Stated problem:
Output the listing's lines unchanged, beginning with its first line and stopping after the line that contains "- bar: [523, 198, 816, 270]".

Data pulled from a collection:

[Start]

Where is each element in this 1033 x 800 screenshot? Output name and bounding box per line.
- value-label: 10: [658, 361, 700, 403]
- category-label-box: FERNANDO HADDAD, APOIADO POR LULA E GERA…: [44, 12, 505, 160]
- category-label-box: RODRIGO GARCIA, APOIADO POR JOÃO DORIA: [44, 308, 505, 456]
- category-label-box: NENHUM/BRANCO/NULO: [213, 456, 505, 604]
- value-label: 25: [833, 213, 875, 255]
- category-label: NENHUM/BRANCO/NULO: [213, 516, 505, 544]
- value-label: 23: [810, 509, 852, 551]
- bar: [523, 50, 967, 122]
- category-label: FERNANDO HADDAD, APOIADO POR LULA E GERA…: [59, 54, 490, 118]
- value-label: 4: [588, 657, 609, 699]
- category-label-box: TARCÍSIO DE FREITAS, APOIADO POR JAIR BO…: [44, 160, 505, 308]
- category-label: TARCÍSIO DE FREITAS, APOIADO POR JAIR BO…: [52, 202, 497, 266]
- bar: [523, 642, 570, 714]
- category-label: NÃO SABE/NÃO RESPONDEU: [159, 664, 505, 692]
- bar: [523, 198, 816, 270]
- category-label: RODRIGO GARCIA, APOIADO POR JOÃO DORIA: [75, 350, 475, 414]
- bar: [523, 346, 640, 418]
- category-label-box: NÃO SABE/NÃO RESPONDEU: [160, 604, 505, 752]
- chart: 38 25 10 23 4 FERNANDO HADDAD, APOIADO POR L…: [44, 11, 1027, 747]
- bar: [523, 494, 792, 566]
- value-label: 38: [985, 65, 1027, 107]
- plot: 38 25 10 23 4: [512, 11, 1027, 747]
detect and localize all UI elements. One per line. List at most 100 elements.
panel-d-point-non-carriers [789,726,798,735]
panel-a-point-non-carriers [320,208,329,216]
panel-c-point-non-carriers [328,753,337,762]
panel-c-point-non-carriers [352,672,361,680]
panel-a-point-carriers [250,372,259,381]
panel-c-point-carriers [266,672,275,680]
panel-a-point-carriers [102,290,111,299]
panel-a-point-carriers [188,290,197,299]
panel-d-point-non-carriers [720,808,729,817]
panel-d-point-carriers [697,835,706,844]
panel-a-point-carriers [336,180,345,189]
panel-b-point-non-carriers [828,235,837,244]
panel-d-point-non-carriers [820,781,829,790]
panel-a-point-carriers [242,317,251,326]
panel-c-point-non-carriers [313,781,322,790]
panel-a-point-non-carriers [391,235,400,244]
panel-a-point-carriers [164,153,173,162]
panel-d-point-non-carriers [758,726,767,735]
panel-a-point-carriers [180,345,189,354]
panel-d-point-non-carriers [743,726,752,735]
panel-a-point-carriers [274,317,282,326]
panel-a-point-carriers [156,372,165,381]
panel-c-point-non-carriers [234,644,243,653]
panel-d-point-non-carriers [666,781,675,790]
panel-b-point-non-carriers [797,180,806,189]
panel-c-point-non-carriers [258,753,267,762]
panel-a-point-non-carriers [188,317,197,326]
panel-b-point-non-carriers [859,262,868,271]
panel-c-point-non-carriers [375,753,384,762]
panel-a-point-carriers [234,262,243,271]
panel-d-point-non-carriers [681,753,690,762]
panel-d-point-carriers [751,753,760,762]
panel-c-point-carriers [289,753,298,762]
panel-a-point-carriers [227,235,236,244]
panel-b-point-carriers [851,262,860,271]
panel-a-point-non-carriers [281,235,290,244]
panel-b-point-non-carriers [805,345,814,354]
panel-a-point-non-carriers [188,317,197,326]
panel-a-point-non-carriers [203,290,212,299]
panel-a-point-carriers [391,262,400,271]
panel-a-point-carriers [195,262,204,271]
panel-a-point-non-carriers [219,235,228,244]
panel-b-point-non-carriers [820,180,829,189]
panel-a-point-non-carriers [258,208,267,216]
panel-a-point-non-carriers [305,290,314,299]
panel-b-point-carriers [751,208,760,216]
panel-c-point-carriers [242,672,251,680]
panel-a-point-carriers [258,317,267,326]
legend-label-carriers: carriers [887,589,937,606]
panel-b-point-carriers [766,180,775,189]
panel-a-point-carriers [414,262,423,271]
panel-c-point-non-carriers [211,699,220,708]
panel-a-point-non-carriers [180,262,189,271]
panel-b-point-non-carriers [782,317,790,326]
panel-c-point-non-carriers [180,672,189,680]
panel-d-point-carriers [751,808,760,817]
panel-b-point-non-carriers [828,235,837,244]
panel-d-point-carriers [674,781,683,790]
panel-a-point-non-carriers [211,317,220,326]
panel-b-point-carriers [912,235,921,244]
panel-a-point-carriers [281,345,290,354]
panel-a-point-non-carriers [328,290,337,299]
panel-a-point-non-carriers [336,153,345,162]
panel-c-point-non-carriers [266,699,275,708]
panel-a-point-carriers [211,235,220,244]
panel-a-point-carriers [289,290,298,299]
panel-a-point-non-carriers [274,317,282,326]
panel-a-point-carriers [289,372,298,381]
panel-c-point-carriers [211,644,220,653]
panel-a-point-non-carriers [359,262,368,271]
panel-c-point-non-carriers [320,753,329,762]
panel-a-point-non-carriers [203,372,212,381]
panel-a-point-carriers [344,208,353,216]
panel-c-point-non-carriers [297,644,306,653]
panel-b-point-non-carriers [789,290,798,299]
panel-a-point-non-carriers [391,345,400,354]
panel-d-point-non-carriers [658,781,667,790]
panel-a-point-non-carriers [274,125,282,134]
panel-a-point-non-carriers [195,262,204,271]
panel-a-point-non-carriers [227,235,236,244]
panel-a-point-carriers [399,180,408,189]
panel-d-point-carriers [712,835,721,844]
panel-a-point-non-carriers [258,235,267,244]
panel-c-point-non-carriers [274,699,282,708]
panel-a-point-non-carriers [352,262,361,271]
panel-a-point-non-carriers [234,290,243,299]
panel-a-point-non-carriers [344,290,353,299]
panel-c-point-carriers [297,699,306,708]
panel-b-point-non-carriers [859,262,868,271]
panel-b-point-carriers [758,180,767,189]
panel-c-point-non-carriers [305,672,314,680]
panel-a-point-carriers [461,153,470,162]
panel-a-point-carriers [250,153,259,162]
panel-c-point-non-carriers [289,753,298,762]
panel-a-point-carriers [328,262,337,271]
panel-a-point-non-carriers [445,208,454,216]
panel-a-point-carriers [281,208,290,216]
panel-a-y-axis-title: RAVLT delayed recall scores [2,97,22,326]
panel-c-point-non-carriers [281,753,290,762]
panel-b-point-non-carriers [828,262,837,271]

[End]

Finished task:
Where is each element in this 1033 x 800 screenshot? Output name and bounding box per line.
- value-label: 10: [658, 361, 700, 403]
- category-label-box: FERNANDO HADDAD, APOIADO POR LULA E GERA…: [44, 12, 505, 160]
- category-label-box: RODRIGO GARCIA, APOIADO POR JOÃO DORIA: [44, 308, 505, 456]
- category-label-box: NENHUM/BRANCO/NULO: [213, 456, 505, 604]
- value-label: 25: [833, 213, 875, 255]
- category-label: NENHUM/BRANCO/NULO: [213, 516, 505, 544]
- value-label: 23: [810, 509, 852, 551]
- bar: [523, 50, 967, 122]
- category-label: FERNANDO HADDAD, APOIADO POR LULA E GERA…: [59, 54, 490, 118]
- value-label: 4: [588, 657, 609, 699]
- category-label-box: TARCÍSIO DE FREITAS, APOIADO POR JAIR BO…: [44, 160, 505, 308]
- category-label: TARCÍSIO DE FREITAS, APOIADO POR JAIR BO…: [52, 202, 497, 266]
- bar: [523, 642, 570, 714]
- category-label: NÃO SABE/NÃO RESPONDEU: [159, 664, 505, 692]
- bar: [523, 198, 816, 270]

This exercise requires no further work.